%%

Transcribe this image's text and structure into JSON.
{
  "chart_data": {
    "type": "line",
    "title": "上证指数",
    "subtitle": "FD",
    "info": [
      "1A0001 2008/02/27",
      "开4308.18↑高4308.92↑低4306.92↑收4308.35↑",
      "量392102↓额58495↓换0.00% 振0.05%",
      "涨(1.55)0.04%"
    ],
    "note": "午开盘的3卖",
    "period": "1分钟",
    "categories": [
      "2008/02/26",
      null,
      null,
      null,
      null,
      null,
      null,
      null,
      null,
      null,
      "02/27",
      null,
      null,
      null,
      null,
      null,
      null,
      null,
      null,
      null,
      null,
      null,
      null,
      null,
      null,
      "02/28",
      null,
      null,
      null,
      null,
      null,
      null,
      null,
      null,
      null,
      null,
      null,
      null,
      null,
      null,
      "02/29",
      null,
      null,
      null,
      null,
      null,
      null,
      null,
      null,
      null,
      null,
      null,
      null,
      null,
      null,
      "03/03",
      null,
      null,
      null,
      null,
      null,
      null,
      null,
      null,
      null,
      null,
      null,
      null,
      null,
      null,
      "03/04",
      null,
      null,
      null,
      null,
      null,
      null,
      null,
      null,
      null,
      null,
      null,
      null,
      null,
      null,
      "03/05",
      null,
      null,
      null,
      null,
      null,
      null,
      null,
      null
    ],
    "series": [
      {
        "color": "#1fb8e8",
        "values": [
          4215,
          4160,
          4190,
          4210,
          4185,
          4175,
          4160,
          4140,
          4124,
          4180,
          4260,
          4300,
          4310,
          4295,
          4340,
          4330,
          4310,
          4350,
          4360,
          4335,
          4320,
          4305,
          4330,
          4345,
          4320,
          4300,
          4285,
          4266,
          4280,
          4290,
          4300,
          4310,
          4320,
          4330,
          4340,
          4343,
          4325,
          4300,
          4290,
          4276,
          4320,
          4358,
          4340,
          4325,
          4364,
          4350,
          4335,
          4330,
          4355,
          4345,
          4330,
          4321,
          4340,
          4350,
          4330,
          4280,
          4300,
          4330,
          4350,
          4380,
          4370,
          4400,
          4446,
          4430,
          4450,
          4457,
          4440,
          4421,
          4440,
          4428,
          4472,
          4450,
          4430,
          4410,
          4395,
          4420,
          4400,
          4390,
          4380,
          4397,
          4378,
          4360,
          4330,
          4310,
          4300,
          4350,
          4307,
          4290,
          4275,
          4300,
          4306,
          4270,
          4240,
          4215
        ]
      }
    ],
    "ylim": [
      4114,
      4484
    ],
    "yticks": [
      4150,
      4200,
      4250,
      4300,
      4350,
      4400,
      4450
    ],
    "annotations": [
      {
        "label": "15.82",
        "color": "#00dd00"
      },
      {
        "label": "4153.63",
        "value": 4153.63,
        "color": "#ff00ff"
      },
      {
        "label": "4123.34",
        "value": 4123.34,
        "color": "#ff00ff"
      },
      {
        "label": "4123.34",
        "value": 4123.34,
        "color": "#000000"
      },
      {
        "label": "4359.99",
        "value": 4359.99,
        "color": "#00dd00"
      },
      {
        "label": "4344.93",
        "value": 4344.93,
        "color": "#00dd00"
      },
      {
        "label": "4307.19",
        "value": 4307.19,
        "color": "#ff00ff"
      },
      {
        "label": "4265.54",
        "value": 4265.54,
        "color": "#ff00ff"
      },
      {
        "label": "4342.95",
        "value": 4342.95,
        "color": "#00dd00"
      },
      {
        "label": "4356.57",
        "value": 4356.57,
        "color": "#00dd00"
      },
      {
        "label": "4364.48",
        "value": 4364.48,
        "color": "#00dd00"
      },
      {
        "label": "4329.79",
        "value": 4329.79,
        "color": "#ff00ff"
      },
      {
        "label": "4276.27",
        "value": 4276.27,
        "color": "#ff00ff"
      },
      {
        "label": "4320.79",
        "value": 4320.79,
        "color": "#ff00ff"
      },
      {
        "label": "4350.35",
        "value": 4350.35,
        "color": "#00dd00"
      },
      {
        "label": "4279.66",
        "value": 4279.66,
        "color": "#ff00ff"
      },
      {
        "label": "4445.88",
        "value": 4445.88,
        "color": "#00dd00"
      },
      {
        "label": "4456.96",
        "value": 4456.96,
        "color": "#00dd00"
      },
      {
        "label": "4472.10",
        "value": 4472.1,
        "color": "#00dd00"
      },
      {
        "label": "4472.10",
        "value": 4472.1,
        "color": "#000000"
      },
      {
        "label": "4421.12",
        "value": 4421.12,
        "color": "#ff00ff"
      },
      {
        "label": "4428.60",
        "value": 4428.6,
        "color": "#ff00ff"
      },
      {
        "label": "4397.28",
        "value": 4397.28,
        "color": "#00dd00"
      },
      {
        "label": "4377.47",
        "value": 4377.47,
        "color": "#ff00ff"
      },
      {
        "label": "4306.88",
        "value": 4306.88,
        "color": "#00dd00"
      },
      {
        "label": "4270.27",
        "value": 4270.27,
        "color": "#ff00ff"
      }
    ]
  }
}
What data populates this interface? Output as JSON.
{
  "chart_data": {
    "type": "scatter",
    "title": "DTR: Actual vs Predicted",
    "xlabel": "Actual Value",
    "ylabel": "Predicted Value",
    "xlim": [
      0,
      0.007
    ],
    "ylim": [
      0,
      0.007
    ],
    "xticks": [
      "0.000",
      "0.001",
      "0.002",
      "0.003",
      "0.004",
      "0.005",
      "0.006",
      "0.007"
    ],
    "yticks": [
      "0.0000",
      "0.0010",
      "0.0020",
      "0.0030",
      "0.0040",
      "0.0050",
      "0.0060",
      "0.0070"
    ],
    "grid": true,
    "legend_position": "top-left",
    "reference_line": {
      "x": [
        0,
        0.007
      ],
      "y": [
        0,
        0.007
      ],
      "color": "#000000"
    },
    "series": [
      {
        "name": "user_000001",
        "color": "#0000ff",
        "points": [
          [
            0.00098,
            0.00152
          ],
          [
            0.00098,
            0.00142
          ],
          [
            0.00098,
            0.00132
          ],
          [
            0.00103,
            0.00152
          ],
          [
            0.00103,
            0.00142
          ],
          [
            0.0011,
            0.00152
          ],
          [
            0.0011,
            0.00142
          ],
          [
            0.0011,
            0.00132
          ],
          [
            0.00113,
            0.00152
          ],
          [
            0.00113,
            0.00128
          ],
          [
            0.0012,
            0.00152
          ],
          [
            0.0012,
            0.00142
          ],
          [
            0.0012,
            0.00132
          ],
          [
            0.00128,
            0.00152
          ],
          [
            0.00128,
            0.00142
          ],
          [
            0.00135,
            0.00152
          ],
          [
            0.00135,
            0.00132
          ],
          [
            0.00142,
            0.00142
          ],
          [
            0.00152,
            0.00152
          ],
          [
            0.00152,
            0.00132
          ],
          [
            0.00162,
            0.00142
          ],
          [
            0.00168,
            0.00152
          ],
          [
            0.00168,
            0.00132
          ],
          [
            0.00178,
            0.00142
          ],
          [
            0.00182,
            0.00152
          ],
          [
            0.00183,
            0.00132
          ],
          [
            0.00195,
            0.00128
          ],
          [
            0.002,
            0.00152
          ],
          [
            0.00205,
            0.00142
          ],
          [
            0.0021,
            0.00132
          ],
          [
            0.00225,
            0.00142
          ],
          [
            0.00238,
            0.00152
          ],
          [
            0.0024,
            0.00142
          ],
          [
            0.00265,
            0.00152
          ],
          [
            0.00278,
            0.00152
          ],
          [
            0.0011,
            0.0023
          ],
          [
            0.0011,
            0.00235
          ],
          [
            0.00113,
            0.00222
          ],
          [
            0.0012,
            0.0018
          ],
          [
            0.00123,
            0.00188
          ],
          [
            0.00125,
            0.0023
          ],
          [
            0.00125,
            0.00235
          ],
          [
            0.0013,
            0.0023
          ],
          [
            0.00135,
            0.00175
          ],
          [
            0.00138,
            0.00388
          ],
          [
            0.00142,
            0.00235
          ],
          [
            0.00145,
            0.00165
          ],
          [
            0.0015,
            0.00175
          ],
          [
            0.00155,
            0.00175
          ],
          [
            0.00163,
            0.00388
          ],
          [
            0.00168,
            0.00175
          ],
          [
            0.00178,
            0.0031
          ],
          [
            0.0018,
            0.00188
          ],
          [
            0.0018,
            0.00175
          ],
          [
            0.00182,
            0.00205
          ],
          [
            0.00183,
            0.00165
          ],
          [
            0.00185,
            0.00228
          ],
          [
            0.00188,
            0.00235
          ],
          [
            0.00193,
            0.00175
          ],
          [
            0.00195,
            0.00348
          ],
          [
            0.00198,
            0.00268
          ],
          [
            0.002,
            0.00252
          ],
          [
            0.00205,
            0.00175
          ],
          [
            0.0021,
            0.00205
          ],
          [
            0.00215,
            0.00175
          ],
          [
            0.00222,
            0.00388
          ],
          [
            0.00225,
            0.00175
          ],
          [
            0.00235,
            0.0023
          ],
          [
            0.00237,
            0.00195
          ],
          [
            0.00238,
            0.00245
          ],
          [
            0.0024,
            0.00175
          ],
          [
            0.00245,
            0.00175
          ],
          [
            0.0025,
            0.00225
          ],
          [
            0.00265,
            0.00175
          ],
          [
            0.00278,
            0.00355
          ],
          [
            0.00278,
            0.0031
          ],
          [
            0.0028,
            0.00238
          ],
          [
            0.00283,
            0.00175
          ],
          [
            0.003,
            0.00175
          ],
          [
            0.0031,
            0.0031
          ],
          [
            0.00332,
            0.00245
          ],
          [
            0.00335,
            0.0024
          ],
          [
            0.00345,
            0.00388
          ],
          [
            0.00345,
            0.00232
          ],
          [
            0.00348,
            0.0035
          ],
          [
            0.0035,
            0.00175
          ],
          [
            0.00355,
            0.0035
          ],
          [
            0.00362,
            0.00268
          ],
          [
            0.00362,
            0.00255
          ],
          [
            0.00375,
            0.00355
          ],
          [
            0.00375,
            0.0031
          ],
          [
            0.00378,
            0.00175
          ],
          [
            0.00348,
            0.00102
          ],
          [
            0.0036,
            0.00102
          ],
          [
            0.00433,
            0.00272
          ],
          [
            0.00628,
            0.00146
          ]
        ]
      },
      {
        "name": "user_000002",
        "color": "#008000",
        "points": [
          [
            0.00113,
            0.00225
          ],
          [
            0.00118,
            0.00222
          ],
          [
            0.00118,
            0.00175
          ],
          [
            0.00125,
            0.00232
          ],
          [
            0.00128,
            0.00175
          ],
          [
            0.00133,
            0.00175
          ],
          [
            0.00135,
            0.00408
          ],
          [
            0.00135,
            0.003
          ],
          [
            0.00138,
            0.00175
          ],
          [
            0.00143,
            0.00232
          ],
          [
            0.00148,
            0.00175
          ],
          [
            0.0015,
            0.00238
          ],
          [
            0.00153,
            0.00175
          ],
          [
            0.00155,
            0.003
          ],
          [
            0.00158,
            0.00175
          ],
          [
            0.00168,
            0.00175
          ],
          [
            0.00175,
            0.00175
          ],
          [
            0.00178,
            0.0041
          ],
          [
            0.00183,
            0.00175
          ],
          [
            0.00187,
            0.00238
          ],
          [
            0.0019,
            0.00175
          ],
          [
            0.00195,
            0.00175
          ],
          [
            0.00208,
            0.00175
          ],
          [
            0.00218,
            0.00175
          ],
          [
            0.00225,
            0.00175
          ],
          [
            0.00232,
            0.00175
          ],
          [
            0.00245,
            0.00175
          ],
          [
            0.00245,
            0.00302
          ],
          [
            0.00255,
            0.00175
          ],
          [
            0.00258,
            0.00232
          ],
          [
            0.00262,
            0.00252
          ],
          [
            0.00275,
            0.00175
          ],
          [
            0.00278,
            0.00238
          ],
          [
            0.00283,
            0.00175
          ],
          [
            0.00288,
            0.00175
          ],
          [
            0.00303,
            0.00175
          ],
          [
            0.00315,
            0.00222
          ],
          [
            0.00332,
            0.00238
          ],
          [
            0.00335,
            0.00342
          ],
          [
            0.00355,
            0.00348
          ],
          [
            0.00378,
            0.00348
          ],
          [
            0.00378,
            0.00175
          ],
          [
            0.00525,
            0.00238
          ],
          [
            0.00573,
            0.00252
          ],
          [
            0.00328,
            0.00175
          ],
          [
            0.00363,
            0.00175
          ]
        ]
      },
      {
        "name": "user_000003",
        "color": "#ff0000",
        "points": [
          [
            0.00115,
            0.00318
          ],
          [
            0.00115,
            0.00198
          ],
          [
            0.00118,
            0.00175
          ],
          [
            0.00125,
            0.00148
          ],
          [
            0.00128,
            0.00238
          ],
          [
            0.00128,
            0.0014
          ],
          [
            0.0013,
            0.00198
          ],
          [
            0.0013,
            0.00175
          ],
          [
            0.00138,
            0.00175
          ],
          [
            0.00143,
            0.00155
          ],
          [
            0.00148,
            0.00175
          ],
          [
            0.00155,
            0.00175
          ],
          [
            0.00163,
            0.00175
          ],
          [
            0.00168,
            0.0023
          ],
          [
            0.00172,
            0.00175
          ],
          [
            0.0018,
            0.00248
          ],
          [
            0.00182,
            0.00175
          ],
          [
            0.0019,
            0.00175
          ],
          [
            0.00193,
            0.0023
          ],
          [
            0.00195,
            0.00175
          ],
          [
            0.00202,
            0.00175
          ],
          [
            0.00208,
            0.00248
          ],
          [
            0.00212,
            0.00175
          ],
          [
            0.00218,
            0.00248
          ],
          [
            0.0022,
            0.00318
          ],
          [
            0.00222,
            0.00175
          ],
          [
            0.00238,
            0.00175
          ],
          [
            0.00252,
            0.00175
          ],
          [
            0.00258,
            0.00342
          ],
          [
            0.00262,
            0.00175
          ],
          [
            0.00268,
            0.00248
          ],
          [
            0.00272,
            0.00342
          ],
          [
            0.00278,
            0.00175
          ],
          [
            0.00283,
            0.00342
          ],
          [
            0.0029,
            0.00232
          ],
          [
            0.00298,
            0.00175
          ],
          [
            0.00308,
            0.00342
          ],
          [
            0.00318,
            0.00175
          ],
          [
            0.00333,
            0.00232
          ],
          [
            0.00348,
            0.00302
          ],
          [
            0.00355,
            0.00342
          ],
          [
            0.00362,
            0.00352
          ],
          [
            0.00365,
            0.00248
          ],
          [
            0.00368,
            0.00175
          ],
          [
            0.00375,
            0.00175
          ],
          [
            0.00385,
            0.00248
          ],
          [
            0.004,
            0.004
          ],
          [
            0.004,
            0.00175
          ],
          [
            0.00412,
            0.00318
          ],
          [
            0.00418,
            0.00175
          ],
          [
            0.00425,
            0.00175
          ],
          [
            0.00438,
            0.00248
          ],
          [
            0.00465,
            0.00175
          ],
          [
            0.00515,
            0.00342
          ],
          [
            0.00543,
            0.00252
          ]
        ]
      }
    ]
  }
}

%%

- [Exercise description]:
Copy out each line in the listing that has the word "Actual".

- [Complete output]:
    "title": "DTR: Actual vs Predicted",
    "xlabel": "Actual Value",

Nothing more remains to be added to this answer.